Every line holding the string "плательщика" should be gathered.

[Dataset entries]
☆ ☆ ☆ ☆

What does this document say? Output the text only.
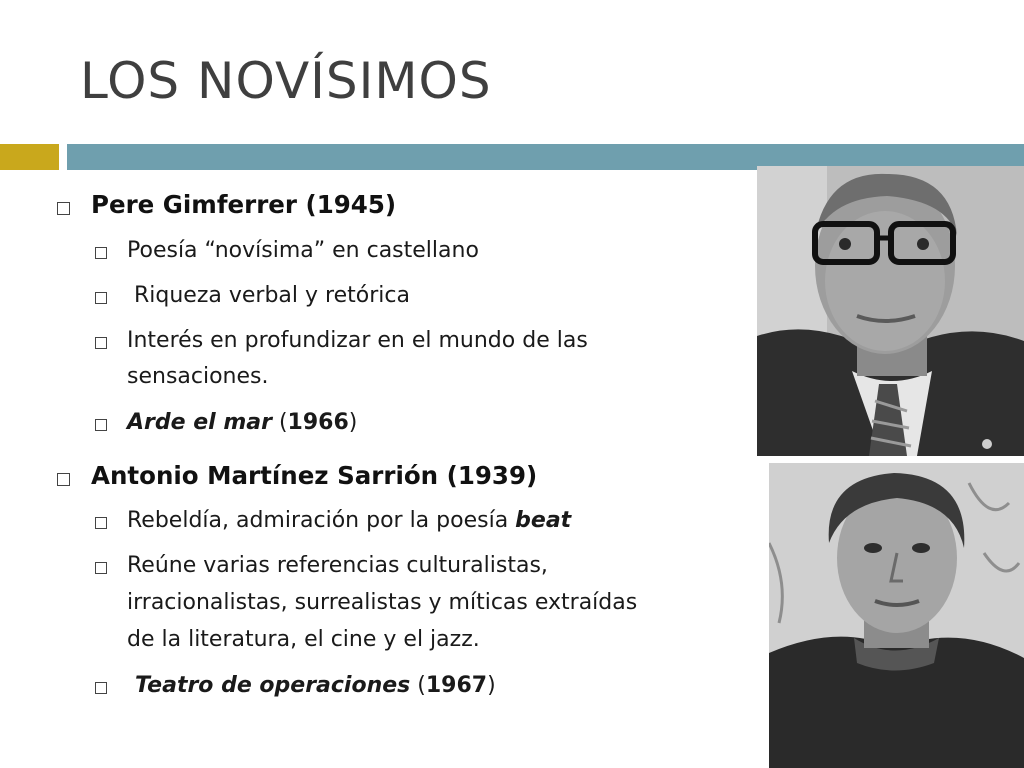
LOS NOVÍSIMOS
Pere Gimferrer (1945)
Poesía “novísima” en castellano
Riqueza verbal y retórica
Interés en profundizar en el mundo de las
sensaciones.
Arde el mar (1966)
Antonio Martínez Sarrión (1939)
Rebeldía, admiración por la poesía beat
Reúne varias referencias culturalistas,
irracionalistas, surrealistas y míticas extraídas
de la literatura, el cine y el jazz.
Teatro de operaciones (1967)
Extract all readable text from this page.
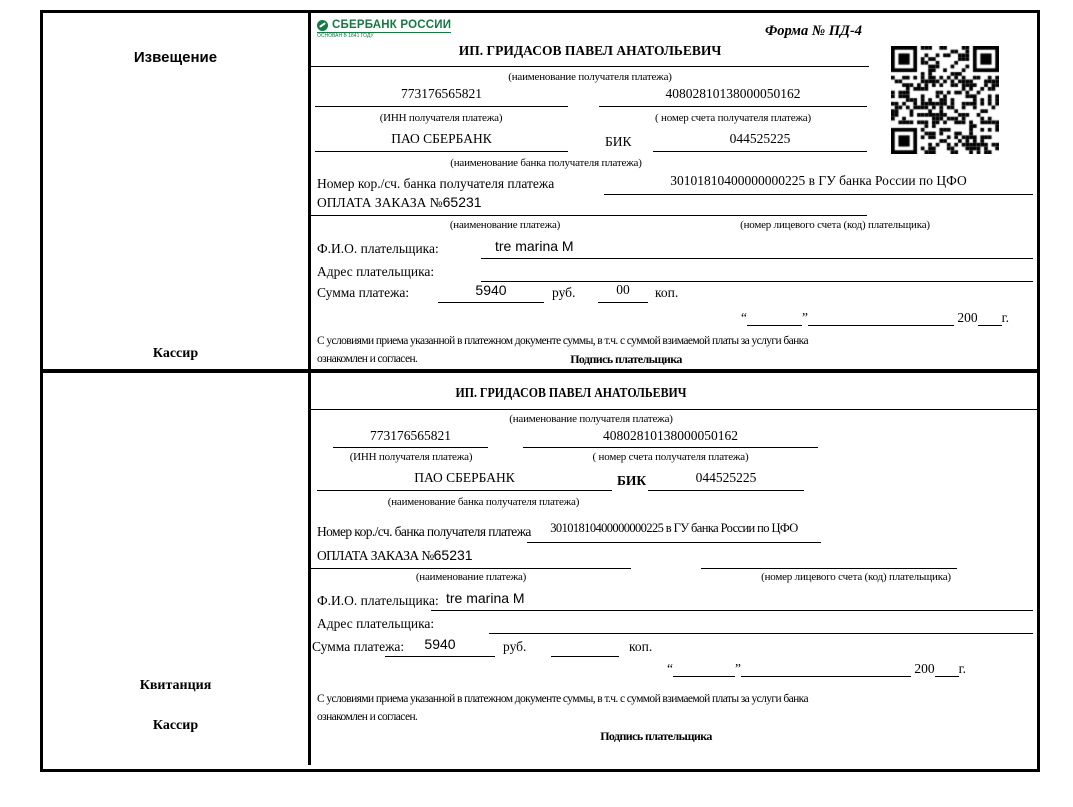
Извещение
Кассир
СБЕРБАНК РОССИИ
ОСНОВАН В 1841 ГОДУ	Форма № ПД-4
ИП. ГРИДАСОВ ПАВЕЛ АНАТОЛЬЕВИЧ
(наименование получателя платежа)
773176565821	40802810138000050162
(ИНН получателя платежа)	( номер счета получателя платежа)
ПАО СБЕРБАНК	БИК	044525225
(наименование банка получателя платежа)
Номер кор./сч. банка получателя платежа	30101810400000000225 в ГУ банка России по ЦФО
ОПЛАТА ЗАКАЗА №65231
(наименование платежа)	(номер лицевого счета (код) плательщика)
Ф.И.О. плательщика:	tre marina M
Адрес плательщика:
Сумма платежа:	5940	руб.	00	коп.
“	”	200 г.
С условиями приема указанной в платежном документе суммы, в т.ч. с суммой взимаемой платы за услуги банка
ознакомлен и согласен.	Подпись плательщика
Квитанция
Кассир
ИП. ГРИДАСОВ ПАВЕЛ АНАТОЛЬЕВИЧ
(наименование получателя платежа)
773176565821	40802810138000050162
(ИНН получателя платежа)	( номер счета получателя платежа)
ПАО СБЕРБАНК	БИК	044525225
(наименование банка получателя платежа)
Номер кор./сч. банка получателя платежа	30101810400000000225 в ГУ банка России по ЦФО
ОПЛАТА ЗАКАЗА №65231
(наименование платежа)	(номер лицевого счета (код) плательщика)
Ф.И.О. плательщика: tre marina M
Адрес плательщика:
Сумма платежа:	5940	руб.	коп.
“	”	200 г.
С условиями приема указанной в платежном документе суммы, в т.ч. с суммой взимаемой платы за услуги банка
ознакомлен и согласен.
Подпись плательщика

☆ ☆ ☆ ☆

* **Complete answer**
(наименование платежа)	(номер лицевого счета (код) плательщика)
Ф.И.О. плательщика:	tre marina M
Адрес плательщика:
ознакомлен и согласен.	Подпись плательщика
(наименование платежа)	(номер лицевого счета (код) плательщика)
Ф.И.О. плательщика: tre marina M
Адрес плательщика:
Подпись плательщика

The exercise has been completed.